(Stored entries)
****************************************

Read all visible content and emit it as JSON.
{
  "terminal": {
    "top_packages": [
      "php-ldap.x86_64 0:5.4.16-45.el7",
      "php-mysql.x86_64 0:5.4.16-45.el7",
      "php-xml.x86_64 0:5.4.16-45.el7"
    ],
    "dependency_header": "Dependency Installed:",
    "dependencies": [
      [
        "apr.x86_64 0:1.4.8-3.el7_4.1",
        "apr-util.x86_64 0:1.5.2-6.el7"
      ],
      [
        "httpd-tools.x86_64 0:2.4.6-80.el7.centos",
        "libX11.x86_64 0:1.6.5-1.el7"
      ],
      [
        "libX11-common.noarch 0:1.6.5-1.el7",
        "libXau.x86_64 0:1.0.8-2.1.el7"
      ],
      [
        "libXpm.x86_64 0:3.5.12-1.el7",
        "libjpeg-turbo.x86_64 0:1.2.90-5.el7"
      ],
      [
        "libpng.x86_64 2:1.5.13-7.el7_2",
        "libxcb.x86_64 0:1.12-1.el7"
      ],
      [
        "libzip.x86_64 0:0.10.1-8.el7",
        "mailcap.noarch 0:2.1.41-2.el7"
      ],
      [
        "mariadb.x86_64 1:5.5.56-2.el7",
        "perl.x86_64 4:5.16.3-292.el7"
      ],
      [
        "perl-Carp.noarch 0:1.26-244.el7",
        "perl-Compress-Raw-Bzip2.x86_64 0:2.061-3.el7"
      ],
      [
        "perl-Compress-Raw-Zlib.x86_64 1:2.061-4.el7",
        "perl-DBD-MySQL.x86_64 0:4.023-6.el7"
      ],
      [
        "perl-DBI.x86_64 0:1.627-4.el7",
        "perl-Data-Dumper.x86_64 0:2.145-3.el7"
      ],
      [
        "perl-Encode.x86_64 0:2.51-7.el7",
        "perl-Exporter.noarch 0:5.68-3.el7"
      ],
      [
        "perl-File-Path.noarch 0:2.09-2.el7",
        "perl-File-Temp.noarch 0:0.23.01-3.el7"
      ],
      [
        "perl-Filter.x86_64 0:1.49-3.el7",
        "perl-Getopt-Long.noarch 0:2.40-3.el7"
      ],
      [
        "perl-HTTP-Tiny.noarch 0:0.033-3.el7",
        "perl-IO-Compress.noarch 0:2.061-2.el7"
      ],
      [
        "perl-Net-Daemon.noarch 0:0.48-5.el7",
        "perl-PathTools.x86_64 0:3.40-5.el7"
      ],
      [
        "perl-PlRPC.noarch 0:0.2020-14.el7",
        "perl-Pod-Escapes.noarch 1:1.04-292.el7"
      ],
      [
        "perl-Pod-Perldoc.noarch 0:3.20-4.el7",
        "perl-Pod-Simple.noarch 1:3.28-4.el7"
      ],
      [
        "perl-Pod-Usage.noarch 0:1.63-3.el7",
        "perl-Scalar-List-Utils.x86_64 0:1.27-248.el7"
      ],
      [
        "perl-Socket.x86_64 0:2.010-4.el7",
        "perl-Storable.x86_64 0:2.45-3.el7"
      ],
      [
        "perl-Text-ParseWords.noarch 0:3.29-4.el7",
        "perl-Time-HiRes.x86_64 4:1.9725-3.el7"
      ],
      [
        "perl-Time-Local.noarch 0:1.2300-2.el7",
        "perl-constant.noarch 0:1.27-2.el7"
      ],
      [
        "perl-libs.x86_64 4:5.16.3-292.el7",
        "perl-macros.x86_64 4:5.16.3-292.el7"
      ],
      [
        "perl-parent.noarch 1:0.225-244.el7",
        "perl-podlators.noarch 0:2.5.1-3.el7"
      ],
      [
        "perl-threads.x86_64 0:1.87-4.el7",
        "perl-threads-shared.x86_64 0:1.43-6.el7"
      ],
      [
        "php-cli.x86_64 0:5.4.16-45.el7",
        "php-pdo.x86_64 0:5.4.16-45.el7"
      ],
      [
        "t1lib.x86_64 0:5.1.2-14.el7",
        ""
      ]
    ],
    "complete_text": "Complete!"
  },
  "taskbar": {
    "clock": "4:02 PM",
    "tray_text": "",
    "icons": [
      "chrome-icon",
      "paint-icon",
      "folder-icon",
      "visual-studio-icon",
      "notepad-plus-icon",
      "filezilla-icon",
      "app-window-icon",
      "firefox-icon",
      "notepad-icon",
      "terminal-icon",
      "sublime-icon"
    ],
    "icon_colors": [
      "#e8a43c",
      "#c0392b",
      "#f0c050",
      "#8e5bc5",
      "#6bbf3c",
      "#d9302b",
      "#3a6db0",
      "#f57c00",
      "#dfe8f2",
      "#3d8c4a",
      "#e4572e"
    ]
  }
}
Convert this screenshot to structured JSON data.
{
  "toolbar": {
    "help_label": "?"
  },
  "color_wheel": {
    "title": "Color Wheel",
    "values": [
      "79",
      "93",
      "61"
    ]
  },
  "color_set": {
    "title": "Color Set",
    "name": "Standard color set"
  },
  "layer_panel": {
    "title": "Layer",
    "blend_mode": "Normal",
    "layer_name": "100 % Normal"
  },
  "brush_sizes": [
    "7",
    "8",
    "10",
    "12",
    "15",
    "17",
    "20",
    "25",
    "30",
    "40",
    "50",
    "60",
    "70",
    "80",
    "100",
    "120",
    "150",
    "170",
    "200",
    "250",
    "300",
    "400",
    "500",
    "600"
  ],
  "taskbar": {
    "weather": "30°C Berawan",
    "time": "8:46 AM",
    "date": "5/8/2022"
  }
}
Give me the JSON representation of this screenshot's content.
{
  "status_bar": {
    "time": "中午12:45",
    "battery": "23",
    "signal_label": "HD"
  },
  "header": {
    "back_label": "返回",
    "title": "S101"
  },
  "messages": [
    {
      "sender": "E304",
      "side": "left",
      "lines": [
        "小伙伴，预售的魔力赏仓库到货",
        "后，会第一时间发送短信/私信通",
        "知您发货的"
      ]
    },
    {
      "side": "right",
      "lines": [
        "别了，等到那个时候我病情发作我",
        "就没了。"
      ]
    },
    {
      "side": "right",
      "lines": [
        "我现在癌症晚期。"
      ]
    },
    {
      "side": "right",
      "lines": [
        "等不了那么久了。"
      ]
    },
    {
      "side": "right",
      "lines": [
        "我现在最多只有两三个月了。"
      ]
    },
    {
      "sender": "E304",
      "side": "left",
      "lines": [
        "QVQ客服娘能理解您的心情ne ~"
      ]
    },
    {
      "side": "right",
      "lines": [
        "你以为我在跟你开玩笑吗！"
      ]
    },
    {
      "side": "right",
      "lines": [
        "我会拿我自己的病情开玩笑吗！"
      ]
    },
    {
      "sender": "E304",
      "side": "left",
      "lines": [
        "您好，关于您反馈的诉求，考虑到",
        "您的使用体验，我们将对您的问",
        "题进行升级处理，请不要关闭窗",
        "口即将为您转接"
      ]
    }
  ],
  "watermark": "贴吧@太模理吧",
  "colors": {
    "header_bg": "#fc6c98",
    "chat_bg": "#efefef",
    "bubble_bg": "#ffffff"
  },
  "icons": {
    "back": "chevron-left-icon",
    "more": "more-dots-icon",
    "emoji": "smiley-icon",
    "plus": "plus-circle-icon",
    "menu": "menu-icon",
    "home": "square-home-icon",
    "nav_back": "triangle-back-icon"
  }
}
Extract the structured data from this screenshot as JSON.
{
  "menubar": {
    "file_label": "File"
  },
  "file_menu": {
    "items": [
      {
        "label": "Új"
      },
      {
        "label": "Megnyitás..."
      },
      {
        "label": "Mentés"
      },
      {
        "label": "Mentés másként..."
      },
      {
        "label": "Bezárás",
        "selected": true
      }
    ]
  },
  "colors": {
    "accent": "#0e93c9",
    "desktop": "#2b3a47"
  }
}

****************************************

◆ **What you have to do**:
Among the entries, how many lines contain the string "structured"? Give the number without anything else.

◆ **Output of the exercise**:
2